╭──

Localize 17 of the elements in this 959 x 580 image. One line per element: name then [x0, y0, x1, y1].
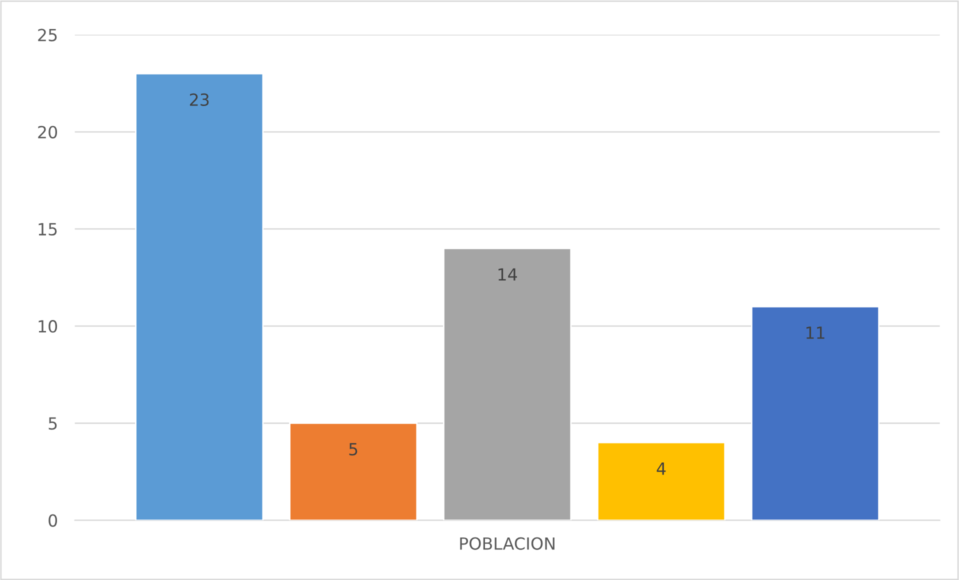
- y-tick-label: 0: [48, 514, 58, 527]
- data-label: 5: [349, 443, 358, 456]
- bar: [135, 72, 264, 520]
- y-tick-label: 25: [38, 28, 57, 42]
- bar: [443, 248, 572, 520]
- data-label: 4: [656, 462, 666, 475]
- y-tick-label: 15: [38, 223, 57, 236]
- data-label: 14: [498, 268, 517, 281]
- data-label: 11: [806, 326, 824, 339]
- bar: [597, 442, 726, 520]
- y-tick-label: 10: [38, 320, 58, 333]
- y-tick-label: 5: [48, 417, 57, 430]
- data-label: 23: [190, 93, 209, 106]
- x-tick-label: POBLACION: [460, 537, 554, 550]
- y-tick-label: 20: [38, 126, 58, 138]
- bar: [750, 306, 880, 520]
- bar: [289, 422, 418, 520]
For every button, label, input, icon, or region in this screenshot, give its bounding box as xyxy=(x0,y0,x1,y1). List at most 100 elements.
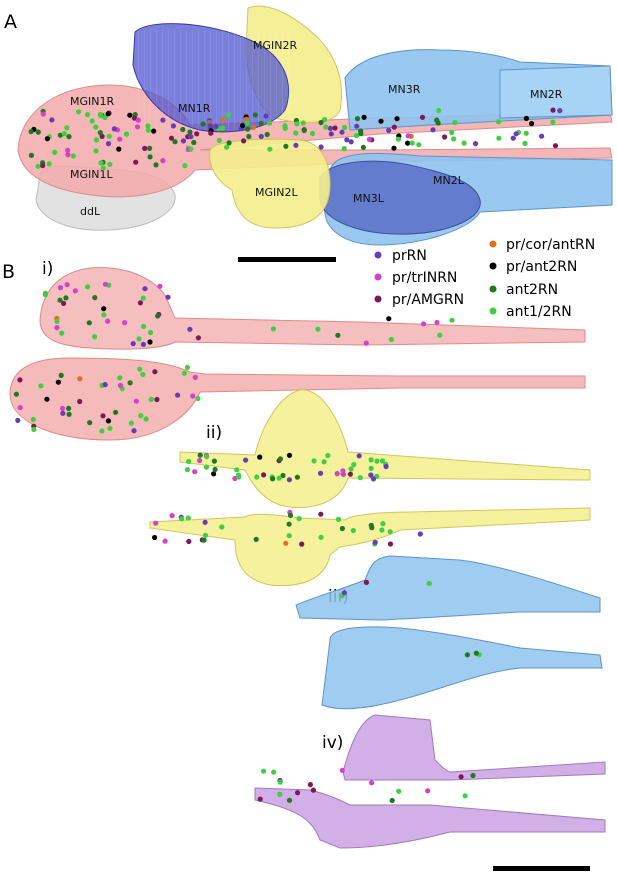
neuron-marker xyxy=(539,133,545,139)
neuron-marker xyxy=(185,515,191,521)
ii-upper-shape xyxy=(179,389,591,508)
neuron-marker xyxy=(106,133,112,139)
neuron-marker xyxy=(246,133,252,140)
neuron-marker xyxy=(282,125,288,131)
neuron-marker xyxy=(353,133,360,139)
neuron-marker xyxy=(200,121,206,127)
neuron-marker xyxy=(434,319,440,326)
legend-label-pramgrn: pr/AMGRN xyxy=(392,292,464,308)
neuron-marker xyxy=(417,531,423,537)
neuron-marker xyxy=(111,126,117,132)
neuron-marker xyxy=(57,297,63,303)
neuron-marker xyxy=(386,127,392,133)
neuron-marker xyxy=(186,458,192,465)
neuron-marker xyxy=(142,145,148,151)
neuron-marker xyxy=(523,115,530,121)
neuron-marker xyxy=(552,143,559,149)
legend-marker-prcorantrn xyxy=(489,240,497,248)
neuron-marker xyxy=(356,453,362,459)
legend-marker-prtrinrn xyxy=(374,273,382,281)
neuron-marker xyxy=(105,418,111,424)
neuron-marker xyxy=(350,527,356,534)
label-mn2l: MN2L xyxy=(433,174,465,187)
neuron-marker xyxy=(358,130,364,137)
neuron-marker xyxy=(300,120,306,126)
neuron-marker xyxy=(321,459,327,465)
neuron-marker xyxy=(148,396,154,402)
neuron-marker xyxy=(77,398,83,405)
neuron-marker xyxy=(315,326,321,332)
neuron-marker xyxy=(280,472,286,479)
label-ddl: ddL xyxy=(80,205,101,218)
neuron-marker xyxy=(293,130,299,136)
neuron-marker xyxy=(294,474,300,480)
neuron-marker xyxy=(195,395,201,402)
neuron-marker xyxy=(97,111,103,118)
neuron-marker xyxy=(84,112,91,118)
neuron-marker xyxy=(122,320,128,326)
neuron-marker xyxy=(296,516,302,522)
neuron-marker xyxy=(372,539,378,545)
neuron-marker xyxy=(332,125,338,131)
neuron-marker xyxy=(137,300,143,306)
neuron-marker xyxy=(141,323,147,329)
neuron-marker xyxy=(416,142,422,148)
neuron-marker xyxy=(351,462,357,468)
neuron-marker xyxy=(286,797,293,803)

╰──

Your goal |
Show each line of the listing above that contains the string "data".

Response to this task |
- data-label: 5: [349, 443, 358, 456]
- data-label: 4: [656, 462, 666, 475]
- data-label: 14: [498, 268, 517, 281]
- data-label: 11: [806, 326, 824, 339]
- data-label: 23: [190, 93, 209, 106]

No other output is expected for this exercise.